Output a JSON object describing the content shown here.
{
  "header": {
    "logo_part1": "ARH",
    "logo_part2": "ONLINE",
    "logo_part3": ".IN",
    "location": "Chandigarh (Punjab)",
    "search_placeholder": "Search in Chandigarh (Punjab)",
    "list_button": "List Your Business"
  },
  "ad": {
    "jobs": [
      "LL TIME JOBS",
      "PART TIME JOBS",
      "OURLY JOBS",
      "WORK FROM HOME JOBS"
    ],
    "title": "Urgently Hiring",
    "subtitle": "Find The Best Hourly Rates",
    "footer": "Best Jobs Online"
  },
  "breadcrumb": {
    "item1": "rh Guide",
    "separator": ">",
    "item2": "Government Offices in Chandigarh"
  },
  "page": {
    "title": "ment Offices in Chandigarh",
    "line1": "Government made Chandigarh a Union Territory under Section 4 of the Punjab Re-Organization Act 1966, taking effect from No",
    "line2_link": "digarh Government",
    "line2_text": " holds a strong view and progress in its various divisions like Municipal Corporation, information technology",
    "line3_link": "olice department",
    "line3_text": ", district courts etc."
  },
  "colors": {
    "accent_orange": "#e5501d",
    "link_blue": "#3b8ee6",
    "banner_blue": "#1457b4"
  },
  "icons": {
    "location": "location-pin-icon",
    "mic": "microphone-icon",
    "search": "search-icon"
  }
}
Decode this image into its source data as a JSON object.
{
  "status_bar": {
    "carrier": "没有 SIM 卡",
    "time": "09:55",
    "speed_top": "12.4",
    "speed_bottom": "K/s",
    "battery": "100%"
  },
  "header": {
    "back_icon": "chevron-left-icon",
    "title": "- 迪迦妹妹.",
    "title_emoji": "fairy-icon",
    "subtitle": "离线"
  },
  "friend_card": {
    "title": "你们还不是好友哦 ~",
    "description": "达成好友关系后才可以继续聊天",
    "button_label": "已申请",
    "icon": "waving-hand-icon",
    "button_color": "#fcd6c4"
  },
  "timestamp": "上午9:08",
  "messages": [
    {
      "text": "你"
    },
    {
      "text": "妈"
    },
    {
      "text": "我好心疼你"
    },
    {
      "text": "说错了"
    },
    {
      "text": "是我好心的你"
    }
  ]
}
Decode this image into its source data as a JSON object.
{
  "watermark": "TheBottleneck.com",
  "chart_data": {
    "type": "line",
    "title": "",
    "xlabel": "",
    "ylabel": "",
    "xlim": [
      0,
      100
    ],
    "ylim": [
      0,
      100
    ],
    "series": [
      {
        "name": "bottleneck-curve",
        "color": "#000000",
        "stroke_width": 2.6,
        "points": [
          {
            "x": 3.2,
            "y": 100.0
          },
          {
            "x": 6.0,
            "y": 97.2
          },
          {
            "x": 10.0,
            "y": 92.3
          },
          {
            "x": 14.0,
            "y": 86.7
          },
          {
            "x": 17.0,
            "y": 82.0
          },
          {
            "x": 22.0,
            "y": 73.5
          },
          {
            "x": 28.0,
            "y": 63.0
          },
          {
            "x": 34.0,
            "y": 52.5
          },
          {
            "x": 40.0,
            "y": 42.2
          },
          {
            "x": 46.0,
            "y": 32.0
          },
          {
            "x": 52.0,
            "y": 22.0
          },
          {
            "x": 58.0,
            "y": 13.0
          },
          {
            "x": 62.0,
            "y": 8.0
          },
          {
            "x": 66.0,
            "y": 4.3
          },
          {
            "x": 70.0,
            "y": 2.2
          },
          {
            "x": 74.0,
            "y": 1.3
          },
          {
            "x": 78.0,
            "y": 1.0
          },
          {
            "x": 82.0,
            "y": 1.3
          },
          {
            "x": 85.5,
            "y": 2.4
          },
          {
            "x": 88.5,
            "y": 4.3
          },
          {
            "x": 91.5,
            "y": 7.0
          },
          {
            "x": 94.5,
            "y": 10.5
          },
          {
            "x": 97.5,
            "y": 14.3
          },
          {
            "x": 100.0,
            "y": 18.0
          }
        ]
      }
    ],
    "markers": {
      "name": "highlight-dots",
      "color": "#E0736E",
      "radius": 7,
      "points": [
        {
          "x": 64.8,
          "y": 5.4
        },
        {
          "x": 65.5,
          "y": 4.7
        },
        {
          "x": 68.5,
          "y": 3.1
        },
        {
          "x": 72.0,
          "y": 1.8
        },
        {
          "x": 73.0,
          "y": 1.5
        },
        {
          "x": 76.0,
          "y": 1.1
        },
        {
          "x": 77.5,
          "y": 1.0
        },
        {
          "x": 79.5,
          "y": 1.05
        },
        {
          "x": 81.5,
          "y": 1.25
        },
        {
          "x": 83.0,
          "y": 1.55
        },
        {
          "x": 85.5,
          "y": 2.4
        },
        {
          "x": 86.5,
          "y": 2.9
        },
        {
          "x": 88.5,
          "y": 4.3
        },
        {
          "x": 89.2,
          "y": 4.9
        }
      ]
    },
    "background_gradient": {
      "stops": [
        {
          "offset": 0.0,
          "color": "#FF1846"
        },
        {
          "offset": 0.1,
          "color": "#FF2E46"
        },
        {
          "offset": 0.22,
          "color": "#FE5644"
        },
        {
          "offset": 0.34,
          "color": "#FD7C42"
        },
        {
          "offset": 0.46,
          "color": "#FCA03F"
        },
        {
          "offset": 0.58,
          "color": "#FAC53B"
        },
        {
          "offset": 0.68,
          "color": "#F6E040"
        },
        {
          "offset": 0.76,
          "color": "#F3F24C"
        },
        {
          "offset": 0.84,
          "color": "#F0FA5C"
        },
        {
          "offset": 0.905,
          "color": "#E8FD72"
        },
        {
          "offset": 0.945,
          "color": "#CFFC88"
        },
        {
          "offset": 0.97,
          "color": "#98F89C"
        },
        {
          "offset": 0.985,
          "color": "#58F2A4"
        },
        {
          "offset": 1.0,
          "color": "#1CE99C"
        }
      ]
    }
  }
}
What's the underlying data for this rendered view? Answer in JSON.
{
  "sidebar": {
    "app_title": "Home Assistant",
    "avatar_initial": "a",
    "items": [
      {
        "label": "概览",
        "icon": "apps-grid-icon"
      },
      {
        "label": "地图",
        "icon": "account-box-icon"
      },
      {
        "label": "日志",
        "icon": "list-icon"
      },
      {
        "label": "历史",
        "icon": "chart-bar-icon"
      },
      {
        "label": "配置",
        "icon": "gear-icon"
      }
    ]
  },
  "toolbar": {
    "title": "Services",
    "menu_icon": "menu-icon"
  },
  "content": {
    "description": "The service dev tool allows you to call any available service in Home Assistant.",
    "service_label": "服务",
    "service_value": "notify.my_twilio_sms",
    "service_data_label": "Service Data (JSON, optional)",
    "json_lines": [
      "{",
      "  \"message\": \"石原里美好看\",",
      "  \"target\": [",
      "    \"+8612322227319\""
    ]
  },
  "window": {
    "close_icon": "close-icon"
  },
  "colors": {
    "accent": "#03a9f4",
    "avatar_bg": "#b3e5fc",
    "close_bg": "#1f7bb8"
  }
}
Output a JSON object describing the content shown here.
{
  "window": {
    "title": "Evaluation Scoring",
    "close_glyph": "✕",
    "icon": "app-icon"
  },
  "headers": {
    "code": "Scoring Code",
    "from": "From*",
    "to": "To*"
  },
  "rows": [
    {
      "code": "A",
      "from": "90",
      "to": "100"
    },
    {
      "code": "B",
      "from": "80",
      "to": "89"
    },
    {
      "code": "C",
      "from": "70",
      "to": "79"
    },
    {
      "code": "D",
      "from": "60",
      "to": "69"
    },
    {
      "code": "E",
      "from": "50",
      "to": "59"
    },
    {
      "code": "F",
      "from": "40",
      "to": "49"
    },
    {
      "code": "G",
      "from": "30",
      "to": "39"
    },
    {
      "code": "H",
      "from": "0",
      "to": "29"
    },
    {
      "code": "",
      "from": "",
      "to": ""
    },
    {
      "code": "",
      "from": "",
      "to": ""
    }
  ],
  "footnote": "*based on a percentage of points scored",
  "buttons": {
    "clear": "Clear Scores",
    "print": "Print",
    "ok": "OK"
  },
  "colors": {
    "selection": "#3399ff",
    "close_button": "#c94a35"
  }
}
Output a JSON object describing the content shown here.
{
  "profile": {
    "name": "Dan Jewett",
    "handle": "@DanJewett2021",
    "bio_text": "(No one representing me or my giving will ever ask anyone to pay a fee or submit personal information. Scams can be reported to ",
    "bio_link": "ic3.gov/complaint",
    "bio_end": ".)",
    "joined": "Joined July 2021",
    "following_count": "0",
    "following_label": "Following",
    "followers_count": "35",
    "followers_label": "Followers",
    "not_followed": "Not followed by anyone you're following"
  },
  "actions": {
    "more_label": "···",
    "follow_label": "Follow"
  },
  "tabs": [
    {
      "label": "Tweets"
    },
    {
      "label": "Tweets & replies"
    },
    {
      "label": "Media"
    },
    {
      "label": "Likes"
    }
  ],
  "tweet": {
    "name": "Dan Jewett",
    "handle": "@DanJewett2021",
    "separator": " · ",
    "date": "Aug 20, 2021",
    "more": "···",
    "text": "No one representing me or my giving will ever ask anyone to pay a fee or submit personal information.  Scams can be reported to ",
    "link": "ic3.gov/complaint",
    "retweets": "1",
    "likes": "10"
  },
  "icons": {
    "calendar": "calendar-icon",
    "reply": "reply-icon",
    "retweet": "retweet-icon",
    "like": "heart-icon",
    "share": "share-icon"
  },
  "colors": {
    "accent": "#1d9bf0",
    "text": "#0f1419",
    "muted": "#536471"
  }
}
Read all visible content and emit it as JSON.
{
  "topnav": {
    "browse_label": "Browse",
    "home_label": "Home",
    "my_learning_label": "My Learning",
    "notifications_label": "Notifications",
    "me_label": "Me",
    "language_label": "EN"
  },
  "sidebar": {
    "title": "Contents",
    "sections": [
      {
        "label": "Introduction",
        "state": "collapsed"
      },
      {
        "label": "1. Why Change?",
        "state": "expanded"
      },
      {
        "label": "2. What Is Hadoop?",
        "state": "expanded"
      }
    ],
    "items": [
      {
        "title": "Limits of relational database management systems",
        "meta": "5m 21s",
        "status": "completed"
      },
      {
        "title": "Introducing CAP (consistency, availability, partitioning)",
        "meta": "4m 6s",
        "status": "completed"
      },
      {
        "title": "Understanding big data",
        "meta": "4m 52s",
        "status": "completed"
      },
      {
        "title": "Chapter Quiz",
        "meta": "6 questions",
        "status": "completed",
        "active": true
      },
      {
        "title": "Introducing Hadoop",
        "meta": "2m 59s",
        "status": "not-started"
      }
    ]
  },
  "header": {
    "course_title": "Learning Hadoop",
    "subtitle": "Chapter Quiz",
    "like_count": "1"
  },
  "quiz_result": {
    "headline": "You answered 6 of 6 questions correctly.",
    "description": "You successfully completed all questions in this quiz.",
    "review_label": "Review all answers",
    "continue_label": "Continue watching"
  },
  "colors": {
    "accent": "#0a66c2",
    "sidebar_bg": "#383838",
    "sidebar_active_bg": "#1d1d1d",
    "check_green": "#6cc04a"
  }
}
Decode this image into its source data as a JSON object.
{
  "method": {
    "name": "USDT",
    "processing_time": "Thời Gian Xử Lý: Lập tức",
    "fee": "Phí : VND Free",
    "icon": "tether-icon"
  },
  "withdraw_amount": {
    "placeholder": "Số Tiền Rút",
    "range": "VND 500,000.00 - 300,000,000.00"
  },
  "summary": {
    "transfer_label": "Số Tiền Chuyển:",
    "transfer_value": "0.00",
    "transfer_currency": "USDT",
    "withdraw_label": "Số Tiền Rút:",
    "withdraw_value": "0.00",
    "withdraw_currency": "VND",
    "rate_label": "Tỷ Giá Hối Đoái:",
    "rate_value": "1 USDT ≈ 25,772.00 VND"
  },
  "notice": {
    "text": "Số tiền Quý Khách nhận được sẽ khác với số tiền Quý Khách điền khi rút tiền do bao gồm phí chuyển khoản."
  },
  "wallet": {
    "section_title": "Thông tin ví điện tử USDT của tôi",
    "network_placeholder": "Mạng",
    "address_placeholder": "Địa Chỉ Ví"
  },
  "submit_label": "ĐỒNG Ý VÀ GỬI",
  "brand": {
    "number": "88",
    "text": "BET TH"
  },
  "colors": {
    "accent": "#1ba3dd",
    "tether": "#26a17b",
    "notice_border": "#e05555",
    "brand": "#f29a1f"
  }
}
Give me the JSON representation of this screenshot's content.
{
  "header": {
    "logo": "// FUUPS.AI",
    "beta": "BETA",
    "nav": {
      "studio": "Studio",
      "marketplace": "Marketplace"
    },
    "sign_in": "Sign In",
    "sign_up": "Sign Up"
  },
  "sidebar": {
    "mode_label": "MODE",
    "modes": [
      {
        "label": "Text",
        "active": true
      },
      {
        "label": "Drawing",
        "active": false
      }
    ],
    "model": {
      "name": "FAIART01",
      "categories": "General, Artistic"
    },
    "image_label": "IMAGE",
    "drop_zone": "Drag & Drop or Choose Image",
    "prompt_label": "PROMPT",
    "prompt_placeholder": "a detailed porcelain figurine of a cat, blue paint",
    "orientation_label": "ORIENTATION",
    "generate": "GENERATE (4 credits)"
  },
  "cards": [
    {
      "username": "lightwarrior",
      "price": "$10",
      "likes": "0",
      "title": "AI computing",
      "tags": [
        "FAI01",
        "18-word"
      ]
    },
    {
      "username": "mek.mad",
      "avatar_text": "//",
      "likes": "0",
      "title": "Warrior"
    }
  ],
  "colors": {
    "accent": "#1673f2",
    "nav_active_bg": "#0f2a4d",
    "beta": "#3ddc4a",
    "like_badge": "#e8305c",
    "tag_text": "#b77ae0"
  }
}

──────────────────────────────

▶ Task directions: Where a line above includes "location", copy that line.

▶ Correct answer:
    "location": "Chandigarh (Punjab)",
    "location": "location-pin-icon",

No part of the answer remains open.